# QUOTED PASSAGE:
______________________________
Kim: which is incredibly important. We live in the age of the anthropocene now and we need to understand here more about it and communicate more about it so I know a passion of yours as it is mine is to try and make science very accessible and understandable to the public the science we do here. I was going to use the example if there's no more relevant even today's circumstances issue than the impact of COVID-19 and the pandemic that has swept the world and you

see an opportunity here for the museum to communicate more about zoonotic diseases.

Kris: I absolutely do, so I mean so yeah pandemic disease like by climate change like you know the loss of natural habitats this is one of the big issues of our time, one of these grand challenges that's both medical and social but also completely also environmental right so these big issues of our time and which is named again climate change, biodiversity loss, disease these all of these things are issues that sit at the interface between human society and economy the social world of humanity and the natural world and pandemics that's exactly what's happening is we have you know fraying habitats, declining biodiversity, expanding populations and that's where things come together that aspect of a time machine again how can we understand how the world is changing we can study disease in phenomenally interesting ways we can ask questions like which disease is which, which disease let's say which disease is associated with which flea or a tick or mite or post animal and which of those you know which mouse does each flea and tick and louse sit on those are things that seem simple but these become you know unbelievably complex puzzles to piece together

Kim: and of course it's not the first time this museum has been involved in identifying the flea link to a major disease at the time

Kris: exactly we've got we've got a history here like many big museums do so I've told you about the Second World War we had something called the US and Australia typhus commission you know allied service people were dying in great numbers both from disease as well as from from actual combat and warfare and what happened is initiatives were sent out in places like the north high north coast of New Guinea to try to figure out some disease like typhus you know which exact species of mite is carrying it how do you figure that out you have to sample and you know do this kind of biodiversity were in which which mouse does it live on.
______________________________
# WORK TASK 1:
Sum up the conversation about the museum and disease in two sentences.
# WORK TASK 2:
Write the next part of the conversation about the museum and disease, picking up after Kris's last line.
The entries are separate material and are not part of the conversation about the museum and disease.
______________________________
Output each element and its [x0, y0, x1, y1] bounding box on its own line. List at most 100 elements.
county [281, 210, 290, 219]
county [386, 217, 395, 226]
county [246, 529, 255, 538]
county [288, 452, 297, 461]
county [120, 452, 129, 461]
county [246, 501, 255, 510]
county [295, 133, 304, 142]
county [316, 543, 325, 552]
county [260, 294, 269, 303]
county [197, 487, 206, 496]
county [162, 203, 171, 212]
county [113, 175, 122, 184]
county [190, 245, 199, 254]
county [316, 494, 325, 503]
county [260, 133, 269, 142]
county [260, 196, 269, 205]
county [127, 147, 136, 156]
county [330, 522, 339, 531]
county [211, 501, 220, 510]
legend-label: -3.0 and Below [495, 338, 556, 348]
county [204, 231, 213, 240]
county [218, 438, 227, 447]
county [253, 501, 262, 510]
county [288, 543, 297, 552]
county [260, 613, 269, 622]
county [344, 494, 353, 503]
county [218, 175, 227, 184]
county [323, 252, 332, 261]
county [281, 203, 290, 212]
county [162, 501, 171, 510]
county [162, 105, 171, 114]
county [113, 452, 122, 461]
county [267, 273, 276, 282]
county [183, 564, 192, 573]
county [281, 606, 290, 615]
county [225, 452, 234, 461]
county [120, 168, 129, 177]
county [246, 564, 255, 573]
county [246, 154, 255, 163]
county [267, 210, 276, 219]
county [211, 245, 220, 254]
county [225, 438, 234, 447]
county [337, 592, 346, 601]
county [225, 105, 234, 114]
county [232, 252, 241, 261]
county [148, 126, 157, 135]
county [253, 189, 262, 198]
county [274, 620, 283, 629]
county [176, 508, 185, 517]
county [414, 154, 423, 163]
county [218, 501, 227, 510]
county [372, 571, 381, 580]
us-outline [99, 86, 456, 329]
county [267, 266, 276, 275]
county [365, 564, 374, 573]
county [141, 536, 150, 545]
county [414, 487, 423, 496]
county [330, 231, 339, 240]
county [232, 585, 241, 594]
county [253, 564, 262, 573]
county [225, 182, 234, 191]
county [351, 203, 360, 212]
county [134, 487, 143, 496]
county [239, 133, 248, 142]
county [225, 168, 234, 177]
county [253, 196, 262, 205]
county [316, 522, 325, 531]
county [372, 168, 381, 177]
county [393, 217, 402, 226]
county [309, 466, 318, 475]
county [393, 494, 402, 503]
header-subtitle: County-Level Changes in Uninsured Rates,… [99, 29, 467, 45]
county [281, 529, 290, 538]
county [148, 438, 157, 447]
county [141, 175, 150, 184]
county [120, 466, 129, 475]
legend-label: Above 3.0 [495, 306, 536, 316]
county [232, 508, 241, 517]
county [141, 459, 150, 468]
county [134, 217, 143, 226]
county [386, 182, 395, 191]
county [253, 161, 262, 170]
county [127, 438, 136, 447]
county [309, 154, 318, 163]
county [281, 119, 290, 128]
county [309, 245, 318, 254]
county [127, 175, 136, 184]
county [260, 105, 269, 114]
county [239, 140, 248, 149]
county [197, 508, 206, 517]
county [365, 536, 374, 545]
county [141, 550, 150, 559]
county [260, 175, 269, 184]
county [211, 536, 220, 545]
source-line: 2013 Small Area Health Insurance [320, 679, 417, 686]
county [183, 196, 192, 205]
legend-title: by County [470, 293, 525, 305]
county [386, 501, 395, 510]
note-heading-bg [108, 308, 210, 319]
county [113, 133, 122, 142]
______________________________
# EXERCISE ANSWER 1:
Kim sees a chance, given COVID-19, for the museum to communicate more about zoonotic diseases, and Kris agrees. Kris says that pandemics, climate change and biodiversity loss sit where human society meets the natural world, and that the museum can study which disease goes with which flea, tick or mite and which animal each one lives on, as it did in the Second World War with the US and Australia typhus commission.

# EXERCISE ANSWER 2:
One thing that isn't often realized, is that a huge huge backbone of funding for many of the largest museums through the last century especially has been through public health initiatives that are interested in these questions, where where does disease come from and you know where does it sit in nature. What if these viruses do for a living you know when they when they're not in people, this coronavirus we're looking at right now you know six six months ago this lived in an as yet unidentified species of bat but it lived in some species of bat, lives in China and six months later a virus that lived in a bat probably nowhere else and then the world had never seen before the human world, has completely transformed the entire world. You know it won't be, wasn't the first time, it won't be the last, but the British Museum Natural History in London it was work there on specimens of fleas that actually solve the age-old question of which flea is it that carries the Bubonic Plague, Black Death which flea is it. There there are thousands of species of fleas that answer that question and the Smithsonian where I used to work, apart from Ebola the other really scary viral disease in Africa the last half-century has been Lassa. Either and we still don't know wearing one of those it was work at the Smithsonian with our mammal collection and our that actually help to understand that Lassa fever when it's not jumping into people lives in one species and that species only. Once you figure that out that diseases is it as scary you know where it is what it does for a living, which animal its in, which habitat and you can take steps to control that, to mitigate the risk.

Kim: so what you're saying is the Australian Museum can literally leverage the asset of its collection to help solve some of these major health issues that have come to the fore.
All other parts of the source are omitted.